→ WHAT YOU WILL DO
Pictures stay out; everything else in the records below is copied exactly.

→ GIVEN DATA
···
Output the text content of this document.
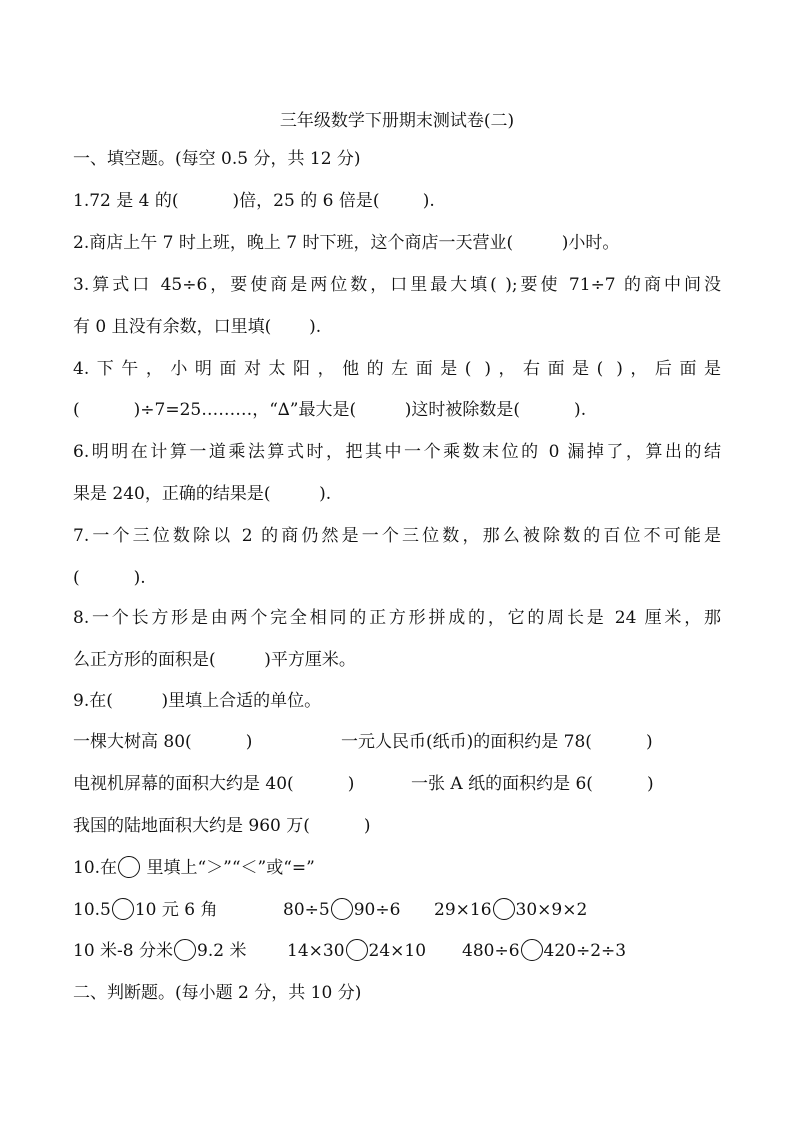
三年级数学下册期末测试卷(二)
一、填空题。(每空 0.5 分，共 12 分)
1.72 是 4 的(          )倍，25 的 6 倍是(        ).
2.商店上午 7 时上班，晚上 7 时下班，这个商店一天营业(         )小时。
3.算式口 45÷6，要使商是两位数，口里最大填( );要使 71÷7 的商中间没
有 0 且没有余数，口里填(       ).
4.下午，小明面对太阳，他的左面是( )，右面是( )，后面是
(          )÷7=25………，“∆”最大是(         )这时被除数是(          ).
6.明明在计算一道乘法算式时，把其中一个乘数末位的 0 漏掉了，算出的结
果是 240，正确的结果是(         ).
7.一个三位数除以 2 的商仍然是一个三位数，那么被除数的百位不可能是
(          ).
8.一个长方形是由两个完全相同的正方形拼成的，它的周长是 24 厘米，那
么正方形的面积是(         )平方厘米。
9.在(         )里填上合适的单位。
一棵大树高 80(          )	一元人民币(纸币)的面积约是 78(          )
电视机屏幕的面积大约是 40(          )	一张 A 纸的面积约是 6(          )
我国的陆地面积大约是 960 万(          )
10.在 里填上“＞”“＜”或“=”
10.5 10 元 6 角	80÷5 90÷6 29×16 30×9×2
10 米-8 分米 9.2 米 14×30 24×10 480÷6 420÷2÷3
二、判断题。(每小题 2 分，共 10 分)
···
→ RESULT OF THIS TASK
Output the text content of this document.
三年级数学下册期末测试卷(二)
一、填空题。(每空 0.5 分，共 12 分)
1.72 是 4 的(          )倍，25 的 6 倍是(        ).
2.商店上午 7 时上班，晚上 7 时下班，这个商店一天营业(         )小时。
3.算式口 45÷6，要使商是两位数，口里最大填( );要使 71÷7 的商中间没
有 0 且没有余数，口里填(       ).
4.下午，小明面对太阳，他的左面是( )，右面是( )，后面是
(          )÷7=25………，“∆”最大是(         )这时被除数是(          ).
6.明明在计算一道乘法算式时，把其中一个乘数末位的 0 漏掉了，算出的结
果是 240，正确的结果是(         ).
7.一个三位数除以 2 的商仍然是一个三位数，那么被除数的百位不可能是
(          ).
8.一个长方形是由两个完全相同的正方形拼成的，它的周长是 24 厘米，那
么正方形的面积是(         )平方厘米。
9.在(         )里填上合适的单位。
一棵大树高 80(          )	一元人民币(纸币)的面积约是 78(          )
电视机屏幕的面积大约是 40(          )	一张 A 纸的面积约是 6(          )
我国的陆地面积大约是 960 万(          )
10.在 里填上“＞”“＜”或“=”
10.5 10 元 6 角	80÷5 90÷6 29×16 30×9×2
10 米-8 分米 9.2 米 14×30 24×10 480÷6 420÷2÷3
二、判断题。(每小题 2 分，共 10 分)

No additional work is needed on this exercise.